Set task:
Extract the entries in their exact form.

Given information:
____________

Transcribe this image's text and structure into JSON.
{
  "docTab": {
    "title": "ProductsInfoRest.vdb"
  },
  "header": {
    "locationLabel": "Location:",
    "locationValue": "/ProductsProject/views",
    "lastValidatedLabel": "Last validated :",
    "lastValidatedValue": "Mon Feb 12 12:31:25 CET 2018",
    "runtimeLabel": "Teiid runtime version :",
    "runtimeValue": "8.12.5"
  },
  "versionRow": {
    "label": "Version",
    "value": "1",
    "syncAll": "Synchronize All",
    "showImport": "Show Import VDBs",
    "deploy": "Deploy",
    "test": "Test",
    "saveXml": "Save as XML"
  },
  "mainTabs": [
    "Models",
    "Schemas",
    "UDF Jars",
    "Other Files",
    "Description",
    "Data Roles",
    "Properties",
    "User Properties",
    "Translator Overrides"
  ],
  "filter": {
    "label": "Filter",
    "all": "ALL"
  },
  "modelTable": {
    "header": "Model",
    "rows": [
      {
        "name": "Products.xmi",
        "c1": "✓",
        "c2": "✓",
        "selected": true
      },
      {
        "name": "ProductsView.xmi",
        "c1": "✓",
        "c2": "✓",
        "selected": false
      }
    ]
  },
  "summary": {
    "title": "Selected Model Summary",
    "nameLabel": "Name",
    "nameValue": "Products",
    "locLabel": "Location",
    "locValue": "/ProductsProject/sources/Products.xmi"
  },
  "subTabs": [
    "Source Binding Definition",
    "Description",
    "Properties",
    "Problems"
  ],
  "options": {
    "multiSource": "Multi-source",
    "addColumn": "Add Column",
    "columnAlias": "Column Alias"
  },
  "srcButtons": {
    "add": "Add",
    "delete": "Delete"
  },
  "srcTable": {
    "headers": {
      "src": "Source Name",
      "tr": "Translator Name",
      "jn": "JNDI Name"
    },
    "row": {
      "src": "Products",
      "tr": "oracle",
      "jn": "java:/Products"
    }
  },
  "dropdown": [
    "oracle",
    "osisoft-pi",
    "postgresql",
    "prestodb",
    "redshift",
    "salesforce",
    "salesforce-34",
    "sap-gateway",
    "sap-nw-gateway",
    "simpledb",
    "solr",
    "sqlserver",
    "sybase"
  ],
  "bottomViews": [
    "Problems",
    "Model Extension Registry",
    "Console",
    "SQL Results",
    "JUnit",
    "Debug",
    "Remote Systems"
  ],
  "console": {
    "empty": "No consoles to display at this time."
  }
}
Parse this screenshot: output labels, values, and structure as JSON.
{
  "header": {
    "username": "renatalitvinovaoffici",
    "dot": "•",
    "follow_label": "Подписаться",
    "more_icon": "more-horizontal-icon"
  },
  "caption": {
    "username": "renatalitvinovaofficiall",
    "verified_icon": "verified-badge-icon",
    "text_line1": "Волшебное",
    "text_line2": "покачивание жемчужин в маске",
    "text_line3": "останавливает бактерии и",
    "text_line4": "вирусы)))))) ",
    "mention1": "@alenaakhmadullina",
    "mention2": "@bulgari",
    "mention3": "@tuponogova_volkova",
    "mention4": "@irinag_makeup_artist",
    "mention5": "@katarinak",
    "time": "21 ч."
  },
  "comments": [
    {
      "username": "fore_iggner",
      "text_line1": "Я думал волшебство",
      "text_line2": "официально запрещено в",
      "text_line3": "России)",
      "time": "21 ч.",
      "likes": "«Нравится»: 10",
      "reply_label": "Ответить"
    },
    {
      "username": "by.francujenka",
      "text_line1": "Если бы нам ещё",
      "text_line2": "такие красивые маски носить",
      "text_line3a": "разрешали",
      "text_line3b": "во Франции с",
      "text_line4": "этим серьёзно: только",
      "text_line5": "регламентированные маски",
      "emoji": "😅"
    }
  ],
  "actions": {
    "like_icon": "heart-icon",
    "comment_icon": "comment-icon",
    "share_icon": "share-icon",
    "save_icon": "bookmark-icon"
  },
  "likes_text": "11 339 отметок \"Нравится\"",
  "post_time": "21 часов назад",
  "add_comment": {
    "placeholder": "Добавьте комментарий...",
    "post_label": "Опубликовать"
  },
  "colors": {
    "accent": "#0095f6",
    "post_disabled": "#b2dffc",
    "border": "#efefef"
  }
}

____________

Task output:
Transcribe this image's text and structure into JSON.
{
  "docTab": {
    "title": "ProductsInfoRest.vdb"
  },
  "header": {
    "locationLabel": "Location:",
    "locationValue": "/ProductsProject/views",
    "lastValidatedLabel": "Last validated :",
    "lastValidatedValue": "Mon Feb 12 12:31:25 CET 2018",
    "runtimeLabel": "Teiid runtime version :",
    "runtimeValue": "8.12.5"
  },
  "versionRow": {
    "label": "Version",
    "value": "1",
    "syncAll": "Synchronize All",
    "showImport": "Show Import VDBs",
    "deploy": "Deploy",
    "test": "Test",
    "saveXml": "Save as XML"
  },
  "mainTabs": [
    "Models",
    "Schemas",
    "UDF Jars",
    "Other Files",
    "Description",
    "Data Roles",
    "Properties",
    "User Properties",
    "Translator Overrides"
  ],
  "filter": {
    "label": "Filter",
    "all": "ALL"
  },
  "modelTable": {
    "header": "Model",
    "rows": [
      {
        "name": "Products.xmi",
        "c1": "✓",
        "c2": "✓",
        "selected": true
      },
      {
        "name": "ProductsView.xmi",
        "c1": "✓",
        "c2": "✓",
        "selected": false
      }
    ]
  },
  "summary": {
    "title": "Selected Model Summary",
    "nameLabel": "Name",
    "nameValue": "Products",
    "locLabel": "Location",
    "locValue": "/ProductsProject/sources/Products.xmi"
  },
  "subTabs": [
    "Source Binding Definition",
    "Description",
    "Properties",
    "Problems"
  ],
  "options": {
    "multiSource": "Multi-source",
    "addColumn": "Add Column",
    "columnAlias": "Column Alias"
  },
  "srcButtons": {
    "add": "Add",
    "delete": "Delete"
  },
  "srcTable": {
    "headers": {
      "src": "Source Name",
      "tr": "Translator Name",
      "jn": "JNDI Name"
    },
    "row": {
      "src": "Products",
      "tr": "oracle",
      "jn": "java:/Products"
    }
  },
  "dropdown": [
    "oracle",
    "osisoft-pi",
    "postgresql",
    "prestodb",
    "redshift",
    "salesforce",
    "salesforce-34",
    "sap-gateway",
    "sap-nw-gateway",
    "simpledb",
    "solr",
    "sqlserver",
    "sybase"
  ],
  "bottomViews": [
    "Problems",
    "Model Extension Registry",
    "Console",
    "SQL Results",
    "JUnit",
    "Debug",
    "Remote Systems"
  ],
  "console": {
    "empty": "No consoles to display at this time."
  }
}
Parse this screenshot: output labels, values, and structure as JSON.
{
  "header": {
    "username": "renatalitvinovaoffici",
    "dot": "•",
    "follow_label": "Подписаться",
    "more_icon": "more-horizontal-icon"
  },
  "caption": {
    "username": "renatalitvinovaofficiall",
    "verified_icon": "verified-badge-icon",
    "text_line1": "Волшебное",
    "text_line2": "покачивание жемчужин в маске",
    "text_line3": "останавливает бактерии и",
    "text_line4": "вирусы)))))) ",
    "mention1": "@alenaakhmadullina",
    "mention2": "@bulgari",
    "mention3": "@tuponogova_volkova",
    "mention4": "@irinag_makeup_artist",
    "mention5": "@katarinak",
    "time": "21 ч."
  },
  "comments": [
    {
      "username": "fore_iggner",
      "text_line1": "Я думал волшебство",
      "text_line2": "официально запрещено в",
      "text_line3": "России)",
      "time": "21 ч.",
      "likes": "«Нравится»: 10",
      "reply_label": "Ответить"
    },
    {
      "username": "by.francujenka",
      "text_line1": "Если бы нам ещё",
      "text_line2": "такие красивые маски носить",
      "text_line3a": "разрешали",
      "text_line3b": "во Франции с",
      "text_line4": "этим серьёзно: только",
      "text_line5": "регламентированные маски",
      "emoji": "😅"
    }
  ],
  "actions": {
    "like_icon": "heart-icon",
    "comment_icon": "comment-icon",
    "share_icon": "share-icon",
    "save_icon": "bookmark-icon"
  },
  "likes_text": "11 339 отметок \"Нравится\"",
  "post_time": "21 часов назад",
  "add_comment": {
    "placeholder": "Добавьте комментарий...",
    "post_label": "Опубликовать"
  },
  "colors": {
    "accent": "#0095f6",
    "post_disabled": "#b2dffc",
    "border": "#efefef"
  }
}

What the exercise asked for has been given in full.